++++ THE DATA
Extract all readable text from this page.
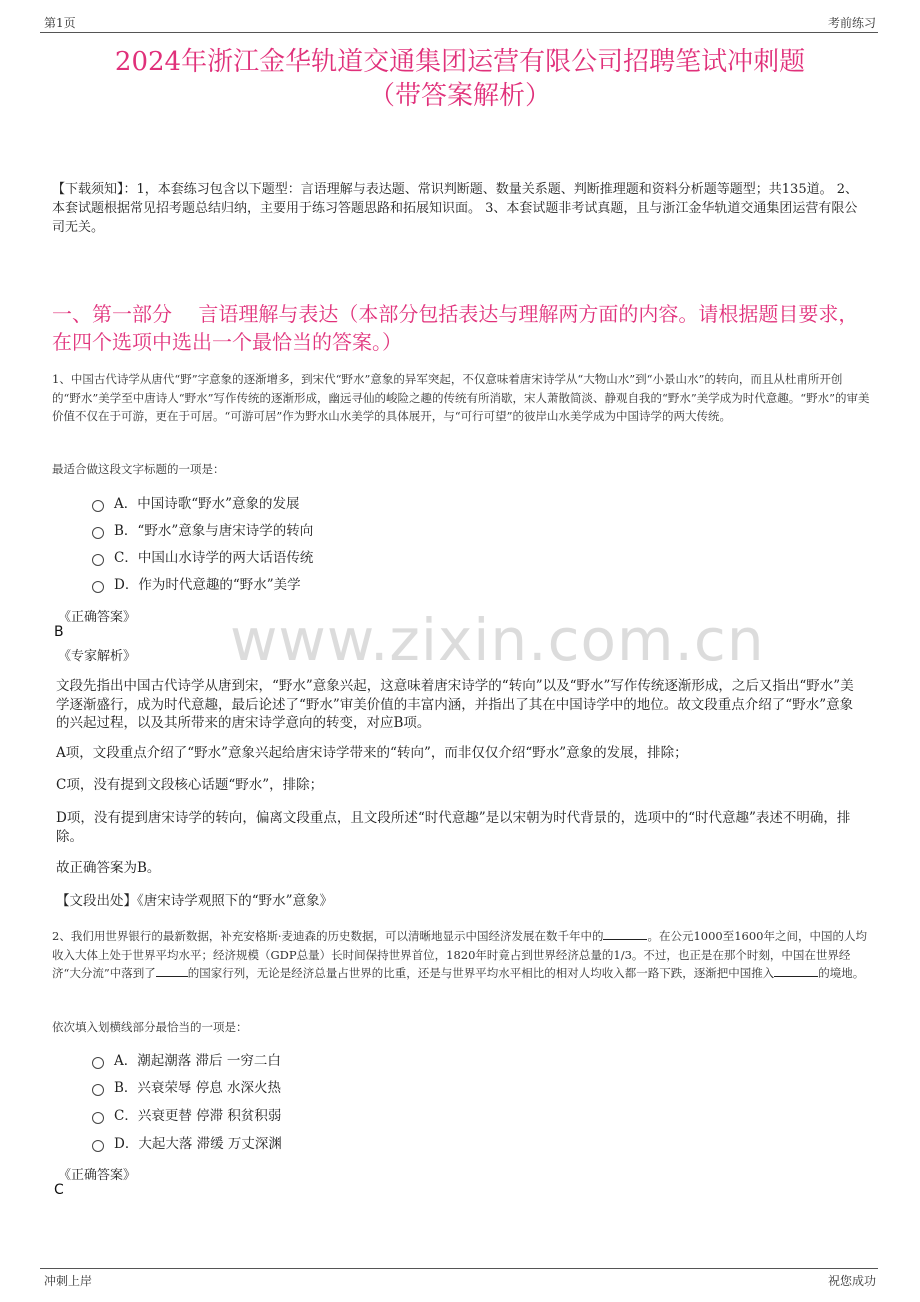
第1页	考前练习
2024年浙江金华轨道交通集团运营有限公司招聘笔试冲刺题
（带答案解析）
【下载须知】：1，本套练习包含以下题型：言语理解与表达题、常识判断题、数量关系题、判断推理题和资料分析题等题型；共135道。 2、本套试题根据常见招考题总结归纳，主要用于练习答题思路和拓展知识面。 3、本套试题非考试真题，且与浙江金华轨道交通集团运营有限公司无关。
一、第一部分　 言语理解与表达（本部分包括表达与理解两方面的内容。请根据题目要求，在四个选项中选出一个最恰当的答案。）
1、中国古代诗学从唐代“野”字意象的逐渐增多，到宋代“野水”意象的异军突起，不仅意味着唐宋诗学从“大物山水”到“小景山水”的转向，而且从杜甫所开创的“野水”美学至中唐诗人“野水”写作传统的逐渐形成，幽远寻仙的峻险之趣的传统有所消歇，宋人萧散简淡、静观自我的“野水”美学成为时代意趣。“野水”的审美价值不仅在于可游，更在于可居。“可游可居”作为野水山水美学的具体展开，与“可行可望”的彼岸山水美学成为中国诗学的两大传统。
最适合做这段文字标题的一项是：
A．中国诗歌“野水”意象的发展
B．“野水”意象与唐宋诗学的转向
C．中国山水诗学的两大话语传统
D．作为时代意趣的“野水”美学
《正确答案》
B
《专家解析》
文段先指出中国古代诗学从唐到宋，“野水”意象兴起，这意味着唐宋诗学的“转向”以及“野水”写作传统逐渐形成，之后又指出“野水”美学逐渐盛行，成为时代意趣，最后论述了“野水”审美价值的丰富内涵，并指出了其在中国诗学中的地位。故文段重点介绍了“野水”意象的兴起过程，以及其所带来的唐宋诗学意向的转变，对应B项。
A项，文段重点介绍了“野水”意象兴起给唐宋诗学带来的“转向”，而非仅仅介绍“野水”意象的发展，排除；
C项，没有提到文段核心话题“野水”，排除；
D项，没有提到唐宋诗学的转向，偏离文段重点，且文段所述“时代意趣”是以宋朝为时代背景的，选项中的“时代意趣”表述不明确，排除。
故正确答案为B。
【文段出处】《唐宋诗学观照下的“野水”意象》
2、我们用世界银行的最新数据，补充安格斯·麦迪森的历史数据，可以清晰地显示中国经济发展在数千年中的	。在公元1000至1600年之间，中国的人均收入大体上处于世界平均水平；经济规模（GDP总量）长时间保持世界首位，1820年时竟占到世界经济总量的1/3。不过，也正是在那个时刻，中国在世界经济“大分流”中落到了	的国家行列，无论是经济总量占世界的比重，还是与世界平均水平相比的相对人均收入都一路下跌，逐渐把中国推入	的境地。
依次填入划横线部分最恰当的一项是：
A．潮起潮落 滞后 一穷二白
B．兴衰荣辱 停息 水深火热
C．兴衰更替 停滞 积贫积弱
D．大起大落 滞缓 万丈深渊
《正确答案》
C
www.zixin.com.cn
冲刺上岸	祝您成功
++++++++
(AIM OF THE TASK): Using the material above, return every line exactly as it appears, minus the pictures.

(OUTPUT BELOW):
Extract all readable text from this page.
第1页	考前练习
2024年浙江金华轨道交通集团运营有限公司招聘笔试冲刺题
（带答案解析）
【下载须知】：1，本套练习包含以下题型：言语理解与表达题、常识判断题、数量关系题、判断推理题和资料分析题等题型；共135道。 2、本套试题根据常见招考题总结归纳，主要用于练习答题思路和拓展知识面。 3、本套试题非考试真题，且与浙江金华轨道交通集团运营有限公司无关。
一、第一部分　 言语理解与表达（本部分包括表达与理解两方面的内容。请根据题目要求，在四个选项中选出一个最恰当的答案。）
1、中国古代诗学从唐代“野”字意象的逐渐增多，到宋代“野水”意象的异军突起，不仅意味着唐宋诗学从“大物山水”到“小景山水”的转向，而且从杜甫所开创的“野水”美学至中唐诗人“野水”写作传统的逐渐形成，幽远寻仙的峻险之趣的传统有所消歇，宋人萧散简淡、静观自我的“野水”美学成为时代意趣。“野水”的审美价值不仅在于可游，更在于可居。“可游可居”作为野水山水美学的具体展开，与“可行可望”的彼岸山水美学成为中国诗学的两大传统。
最适合做这段文字标题的一项是：
A．中国诗歌“野水”意象的发展
B．“野水”意象与唐宋诗学的转向
C．中国山水诗学的两大话语传统
D．作为时代意趣的“野水”美学
《正确答案》
B
《专家解析》
文段先指出中国古代诗学从唐到宋，“野水”意象兴起，这意味着唐宋诗学的“转向”以及“野水”写作传统逐渐形成，之后又指出“野水”美学逐渐盛行，成为时代意趣，最后论述了“野水”审美价值的丰富内涵，并指出了其在中国诗学中的地位。故文段重点介绍了“野水”意象的兴起过程，以及其所带来的唐宋诗学意向的转变，对应B项。
A项，文段重点介绍了“野水”意象兴起给唐宋诗学带来的“转向”，而非仅仅介绍“野水”意象的发展，排除；
C项，没有提到文段核心话题“野水”，排除；
D项，没有提到唐宋诗学的转向，偏离文段重点，且文段所述“时代意趣”是以宋朝为时代背景的，选项中的“时代意趣”表述不明确，排除。
故正确答案为B。
【文段出处】《唐宋诗学观照下的“野水”意象》
2、我们用世界银行的最新数据，补充安格斯·麦迪森的历史数据，可以清晰地显示中国经济发展在数千年中的	。在公元1000至1600年之间，中国的人均收入大体上处于世界平均水平；经济规模（GDP总量）长时间保持世界首位，1820年时竟占到世界经济总量的1/3。不过，也正是在那个时刻，中国在世界经济“大分流”中落到了	的国家行列，无论是经济总量占世界的比重，还是与世界平均水平相比的相对人均收入都一路下跌，逐渐把中国推入	的境地。
依次填入划横线部分最恰当的一项是：
A．潮起潮落 滞后 一穷二白
B．兴衰荣辱 停息 水深火热
C．兴衰更替 停滞 积贫积弱
D．大起大落 滞缓 万丈深渊
《正确答案》
C
www.zixin.com.cn
冲刺上岸	祝您成功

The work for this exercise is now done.